# GOAL OF THE EXERCISE
Which lines hold the string "Secretary"? Copy every one of them.

# GIVEN ENTRIES
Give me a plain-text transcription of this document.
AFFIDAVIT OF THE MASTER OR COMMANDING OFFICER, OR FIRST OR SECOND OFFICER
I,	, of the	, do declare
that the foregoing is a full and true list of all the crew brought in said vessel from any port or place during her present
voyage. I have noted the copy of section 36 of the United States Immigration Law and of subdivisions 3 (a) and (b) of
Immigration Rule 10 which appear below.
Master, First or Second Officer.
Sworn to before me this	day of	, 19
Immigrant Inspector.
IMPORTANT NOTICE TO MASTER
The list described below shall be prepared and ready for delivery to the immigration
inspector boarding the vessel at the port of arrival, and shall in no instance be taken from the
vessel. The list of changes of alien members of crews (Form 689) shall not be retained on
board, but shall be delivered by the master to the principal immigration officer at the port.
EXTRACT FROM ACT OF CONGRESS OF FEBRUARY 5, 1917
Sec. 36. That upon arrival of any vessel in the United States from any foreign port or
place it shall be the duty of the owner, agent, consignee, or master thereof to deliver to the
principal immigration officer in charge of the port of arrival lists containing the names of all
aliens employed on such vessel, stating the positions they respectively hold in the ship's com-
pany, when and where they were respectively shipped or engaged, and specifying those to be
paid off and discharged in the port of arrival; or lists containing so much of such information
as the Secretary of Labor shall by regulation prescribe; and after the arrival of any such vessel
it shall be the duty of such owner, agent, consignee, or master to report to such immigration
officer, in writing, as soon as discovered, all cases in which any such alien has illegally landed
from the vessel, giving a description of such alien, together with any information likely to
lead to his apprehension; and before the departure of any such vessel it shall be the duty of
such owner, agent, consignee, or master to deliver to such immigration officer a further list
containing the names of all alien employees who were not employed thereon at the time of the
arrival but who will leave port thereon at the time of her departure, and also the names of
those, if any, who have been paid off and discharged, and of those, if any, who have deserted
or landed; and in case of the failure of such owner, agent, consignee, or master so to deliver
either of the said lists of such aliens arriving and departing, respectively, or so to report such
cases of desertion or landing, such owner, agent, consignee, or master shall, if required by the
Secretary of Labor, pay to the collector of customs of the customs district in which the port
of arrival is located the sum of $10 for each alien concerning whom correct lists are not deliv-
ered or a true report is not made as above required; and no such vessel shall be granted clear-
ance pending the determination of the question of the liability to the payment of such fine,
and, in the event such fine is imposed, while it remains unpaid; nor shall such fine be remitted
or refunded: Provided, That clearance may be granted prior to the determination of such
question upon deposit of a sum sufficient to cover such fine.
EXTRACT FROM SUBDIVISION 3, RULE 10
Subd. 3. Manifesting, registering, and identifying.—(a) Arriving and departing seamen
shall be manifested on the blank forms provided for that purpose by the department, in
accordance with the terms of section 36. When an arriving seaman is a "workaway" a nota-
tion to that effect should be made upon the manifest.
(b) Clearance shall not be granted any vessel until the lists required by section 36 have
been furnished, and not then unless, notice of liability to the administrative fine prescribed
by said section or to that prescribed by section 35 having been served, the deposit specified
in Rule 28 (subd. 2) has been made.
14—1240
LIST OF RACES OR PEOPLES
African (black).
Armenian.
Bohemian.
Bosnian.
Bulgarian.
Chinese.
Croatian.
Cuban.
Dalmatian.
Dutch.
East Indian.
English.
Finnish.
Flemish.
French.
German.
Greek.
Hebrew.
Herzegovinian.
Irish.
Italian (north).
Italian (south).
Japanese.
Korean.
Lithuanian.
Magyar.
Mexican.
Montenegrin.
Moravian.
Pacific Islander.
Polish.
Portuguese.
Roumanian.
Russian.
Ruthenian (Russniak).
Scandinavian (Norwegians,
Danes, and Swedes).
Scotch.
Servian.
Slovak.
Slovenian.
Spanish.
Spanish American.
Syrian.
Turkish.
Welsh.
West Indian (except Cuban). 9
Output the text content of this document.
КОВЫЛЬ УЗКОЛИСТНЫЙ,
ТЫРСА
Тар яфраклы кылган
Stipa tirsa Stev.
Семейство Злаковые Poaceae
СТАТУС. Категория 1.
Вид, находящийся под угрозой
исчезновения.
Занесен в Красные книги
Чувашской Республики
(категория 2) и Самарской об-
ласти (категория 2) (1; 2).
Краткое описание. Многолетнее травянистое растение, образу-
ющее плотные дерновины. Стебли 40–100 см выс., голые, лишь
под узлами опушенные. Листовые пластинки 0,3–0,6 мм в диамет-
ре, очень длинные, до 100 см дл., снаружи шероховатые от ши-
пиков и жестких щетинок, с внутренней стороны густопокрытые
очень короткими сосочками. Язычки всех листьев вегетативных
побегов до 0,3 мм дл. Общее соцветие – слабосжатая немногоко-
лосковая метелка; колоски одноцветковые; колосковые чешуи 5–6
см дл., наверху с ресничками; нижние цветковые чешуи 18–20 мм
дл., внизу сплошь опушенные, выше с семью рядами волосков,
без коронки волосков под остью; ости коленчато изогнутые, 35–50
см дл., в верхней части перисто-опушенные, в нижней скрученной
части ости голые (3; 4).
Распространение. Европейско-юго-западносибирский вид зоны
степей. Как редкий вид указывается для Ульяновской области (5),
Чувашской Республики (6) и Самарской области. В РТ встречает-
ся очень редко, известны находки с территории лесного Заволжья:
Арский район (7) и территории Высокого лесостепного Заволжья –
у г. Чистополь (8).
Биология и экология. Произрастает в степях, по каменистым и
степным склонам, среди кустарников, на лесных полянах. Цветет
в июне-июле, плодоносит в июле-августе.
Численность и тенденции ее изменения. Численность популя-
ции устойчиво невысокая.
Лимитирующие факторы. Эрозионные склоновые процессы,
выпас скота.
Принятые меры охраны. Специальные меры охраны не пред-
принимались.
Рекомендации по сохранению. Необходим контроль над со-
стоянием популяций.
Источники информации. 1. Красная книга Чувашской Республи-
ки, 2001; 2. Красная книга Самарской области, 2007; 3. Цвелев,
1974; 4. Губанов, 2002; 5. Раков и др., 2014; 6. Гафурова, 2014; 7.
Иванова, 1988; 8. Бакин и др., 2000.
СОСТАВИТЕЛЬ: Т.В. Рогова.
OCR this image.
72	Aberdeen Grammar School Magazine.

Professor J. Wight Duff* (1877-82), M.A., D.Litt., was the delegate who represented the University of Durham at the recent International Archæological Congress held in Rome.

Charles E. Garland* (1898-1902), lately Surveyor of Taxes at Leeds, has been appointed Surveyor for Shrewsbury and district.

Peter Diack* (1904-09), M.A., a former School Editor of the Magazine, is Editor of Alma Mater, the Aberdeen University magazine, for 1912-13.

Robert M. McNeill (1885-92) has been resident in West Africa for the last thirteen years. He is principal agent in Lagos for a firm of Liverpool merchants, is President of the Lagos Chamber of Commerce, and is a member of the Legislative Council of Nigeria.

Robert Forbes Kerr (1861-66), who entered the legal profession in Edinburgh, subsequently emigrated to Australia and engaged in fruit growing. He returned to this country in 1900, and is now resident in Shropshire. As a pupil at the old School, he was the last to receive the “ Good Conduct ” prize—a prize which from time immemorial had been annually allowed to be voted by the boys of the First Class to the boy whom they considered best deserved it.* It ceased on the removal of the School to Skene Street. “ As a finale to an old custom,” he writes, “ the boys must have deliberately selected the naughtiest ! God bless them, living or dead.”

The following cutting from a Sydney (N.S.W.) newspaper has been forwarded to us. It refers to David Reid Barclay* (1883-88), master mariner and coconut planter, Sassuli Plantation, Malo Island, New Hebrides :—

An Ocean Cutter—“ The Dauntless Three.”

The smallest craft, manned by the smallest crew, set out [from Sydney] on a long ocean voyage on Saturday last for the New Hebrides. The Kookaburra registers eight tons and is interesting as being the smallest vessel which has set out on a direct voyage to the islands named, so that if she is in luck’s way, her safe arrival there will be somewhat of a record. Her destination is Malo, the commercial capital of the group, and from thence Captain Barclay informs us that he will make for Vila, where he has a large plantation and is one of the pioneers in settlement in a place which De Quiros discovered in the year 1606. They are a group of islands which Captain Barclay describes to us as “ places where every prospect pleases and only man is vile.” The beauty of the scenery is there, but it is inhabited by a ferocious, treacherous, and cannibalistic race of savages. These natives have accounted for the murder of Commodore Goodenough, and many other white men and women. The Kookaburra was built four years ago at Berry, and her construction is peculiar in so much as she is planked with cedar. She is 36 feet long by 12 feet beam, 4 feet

# RESPONSE
as the Secretary of Labor shall by regulation prescribe; and after the arrival of any such vessel
Secretary of Labor, pay to the collector of customs of the customs district in which the port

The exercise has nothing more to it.